### Short task
Transcribe the whole listing below without changing a word, but leave out every image.
═══ Data for the task ═══
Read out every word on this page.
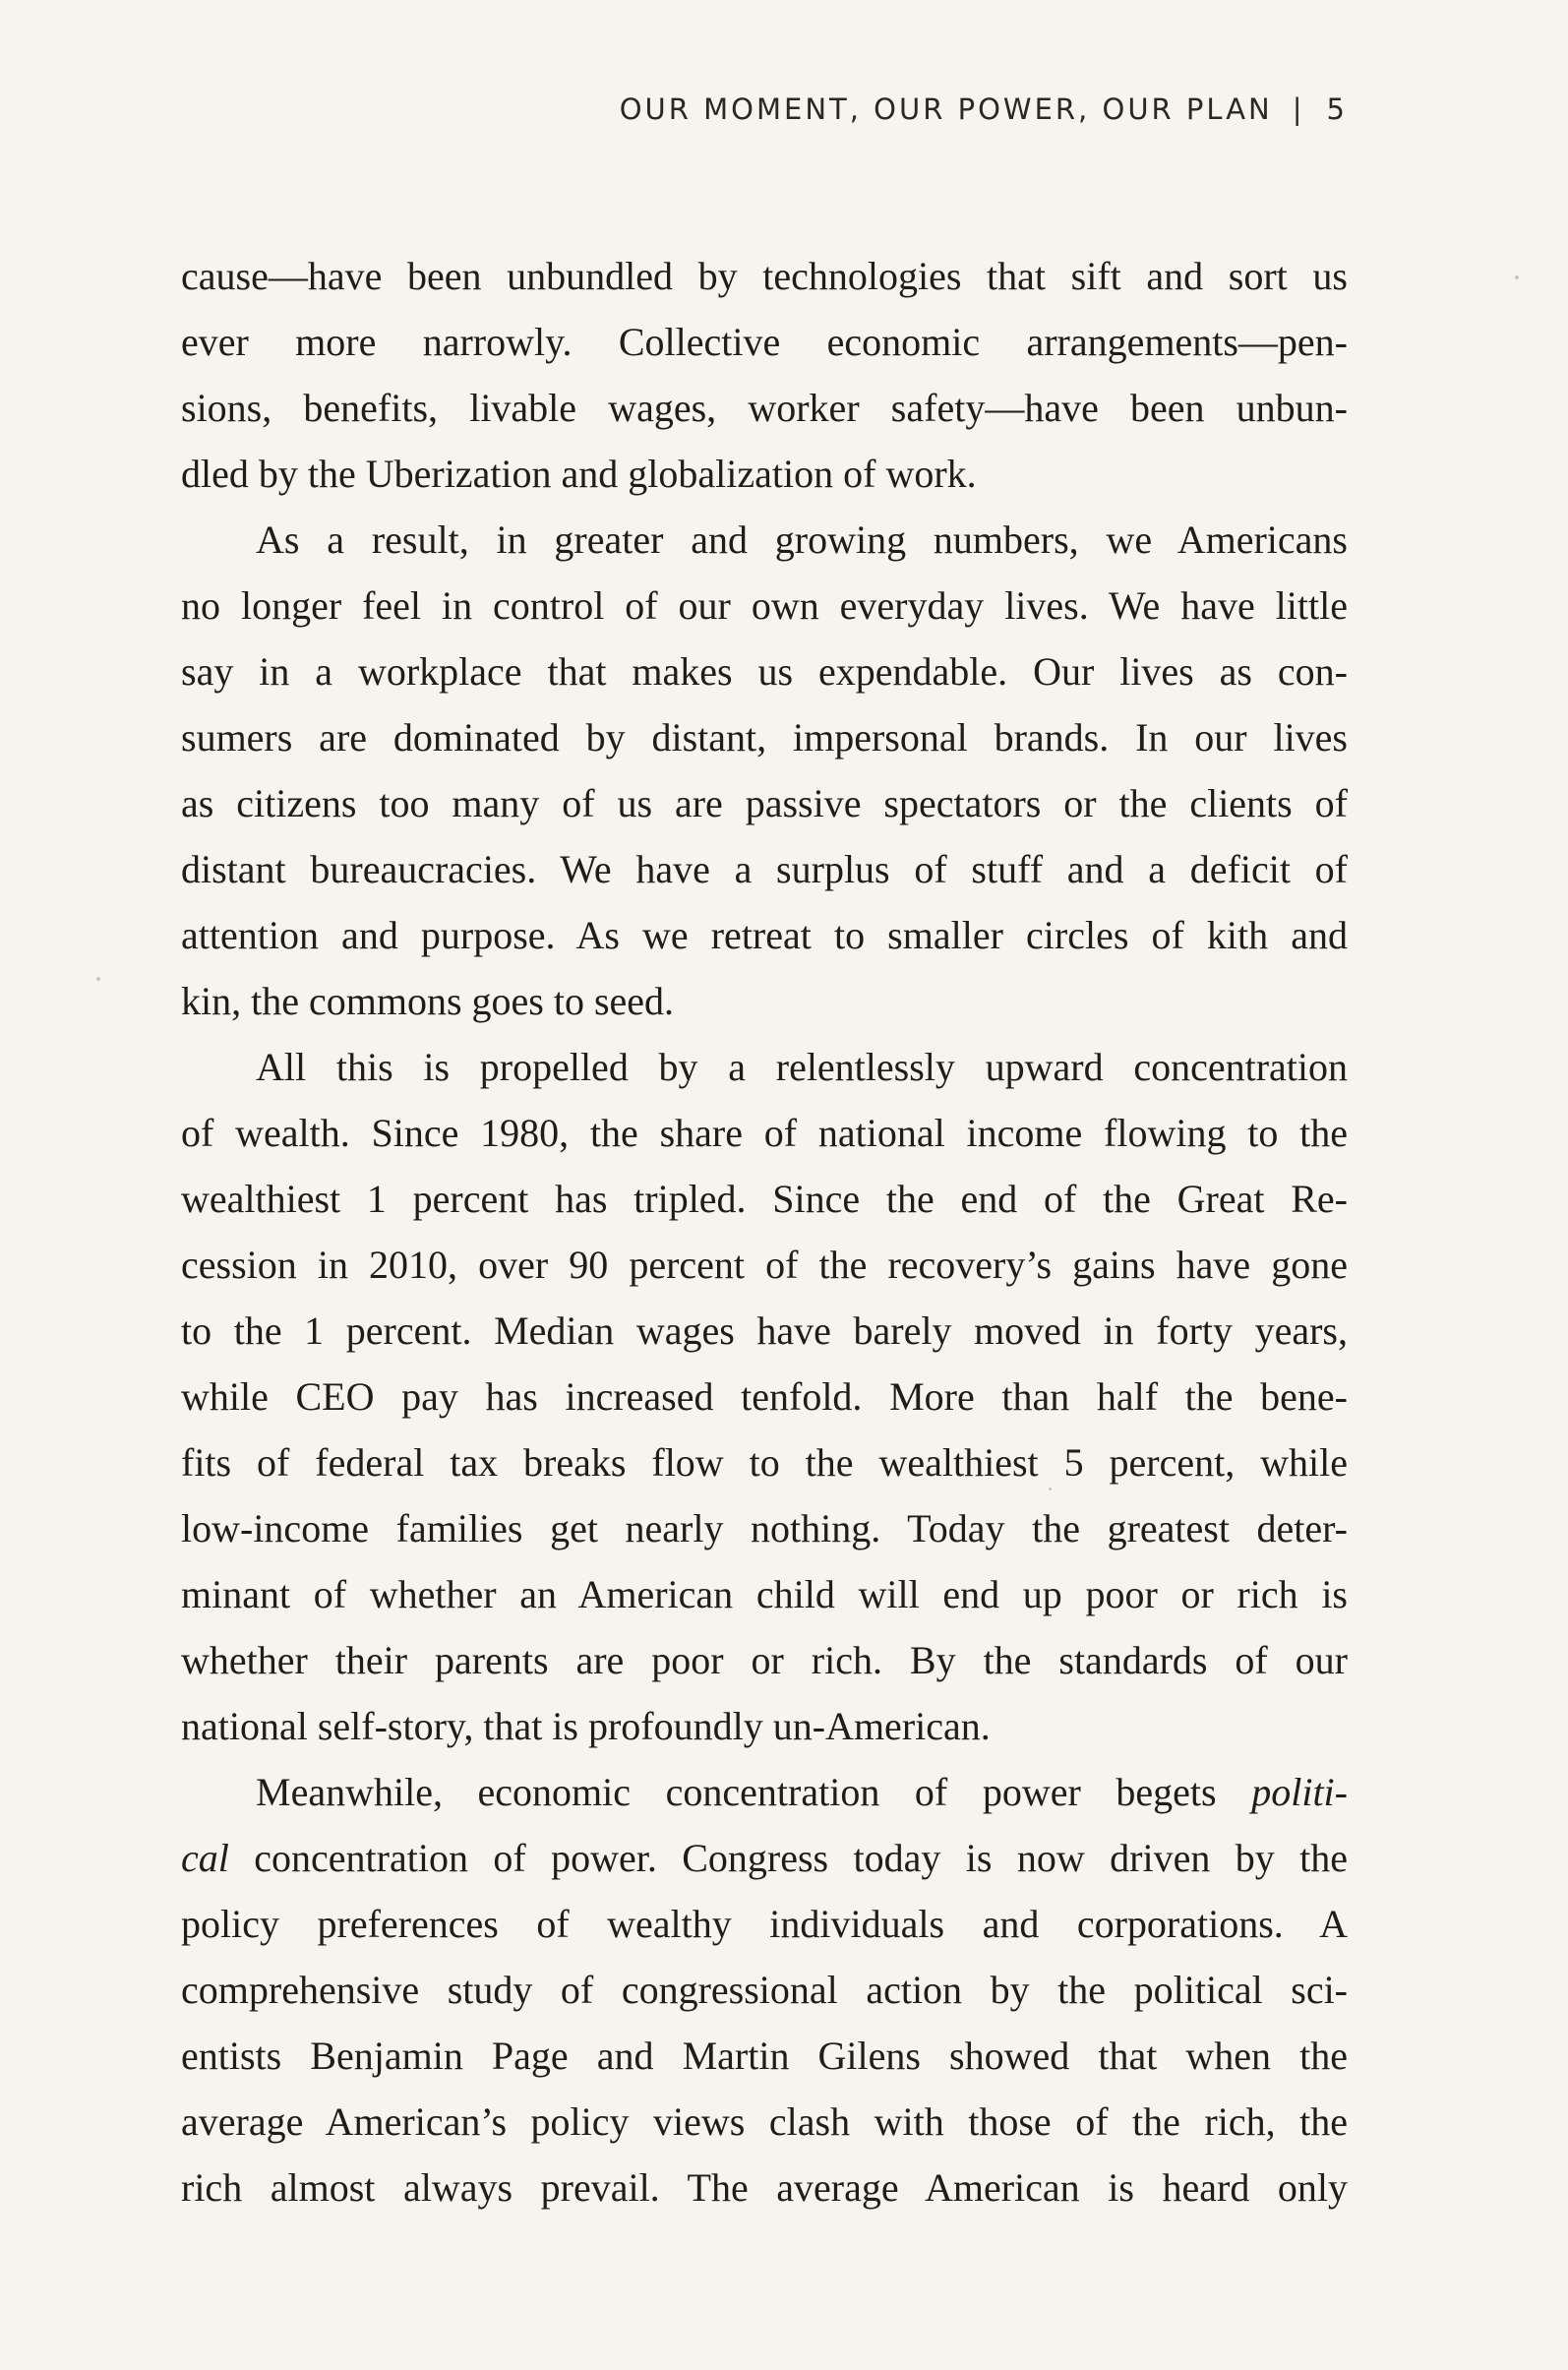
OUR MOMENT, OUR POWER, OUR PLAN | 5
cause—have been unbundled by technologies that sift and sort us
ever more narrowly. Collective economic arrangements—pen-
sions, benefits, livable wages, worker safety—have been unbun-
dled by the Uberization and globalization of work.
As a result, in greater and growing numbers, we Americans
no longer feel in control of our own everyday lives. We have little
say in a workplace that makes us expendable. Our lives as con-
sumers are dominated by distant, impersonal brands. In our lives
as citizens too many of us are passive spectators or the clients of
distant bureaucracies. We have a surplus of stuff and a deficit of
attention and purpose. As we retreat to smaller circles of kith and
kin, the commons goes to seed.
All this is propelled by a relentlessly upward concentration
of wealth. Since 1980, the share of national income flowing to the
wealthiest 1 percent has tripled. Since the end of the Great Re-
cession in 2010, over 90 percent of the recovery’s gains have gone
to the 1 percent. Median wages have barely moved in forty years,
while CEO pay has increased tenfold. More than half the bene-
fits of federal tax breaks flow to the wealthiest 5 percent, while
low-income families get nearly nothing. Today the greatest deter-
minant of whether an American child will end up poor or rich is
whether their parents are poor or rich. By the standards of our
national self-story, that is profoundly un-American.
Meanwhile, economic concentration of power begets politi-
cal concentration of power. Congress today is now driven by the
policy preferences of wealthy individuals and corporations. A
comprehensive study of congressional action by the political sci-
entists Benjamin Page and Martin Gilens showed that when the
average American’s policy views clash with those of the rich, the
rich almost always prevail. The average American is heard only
═══
### Answer
Read out every word on this page.
OUR MOMENT, OUR POWER, OUR PLAN | 5
cause—have been unbundled by technologies that sift and sort us
ever more narrowly. Collective economic arrangements—pen-
sions, benefits, livable wages, worker safety—have been unbun-
dled by the Uberization and globalization of work.
As a result, in greater and growing numbers, we Americans
no longer feel in control of our own everyday lives. We have little
say in a workplace that makes us expendable. Our lives as con-
sumers are dominated by distant, impersonal brands. In our lives
as citizens too many of us are passive spectators or the clients of
distant bureaucracies. We have a surplus of stuff and a deficit of
attention and purpose. As we retreat to smaller circles of kith and
kin, the commons goes to seed.
All this is propelled by a relentlessly upward concentration
of wealth. Since 1980, the share of national income flowing to the
wealthiest 1 percent has tripled. Since the end of the Great Re-
cession in 2010, over 90 percent of the recovery’s gains have gone
to the 1 percent. Median wages have barely moved in forty years,
while CEO pay has increased tenfold. More than half the bene-
fits of federal tax breaks flow to the wealthiest 5 percent, while
low-income families get nearly nothing. Today the greatest deter-
minant of whether an American child will end up poor or rich is
whether their parents are poor or rich. By the standards of our
national self-story, that is profoundly un-American.
Meanwhile, economic concentration of power begets politi-
cal concentration of power. Congress today is now driven by the
policy preferences of wealthy individuals and corporations. A
comprehensive study of congressional action by the political sci-
entists Benjamin Page and Martin Gilens showed that when the
average American’s policy views clash with those of the rich, the
rich almost always prevail. The average American is heard only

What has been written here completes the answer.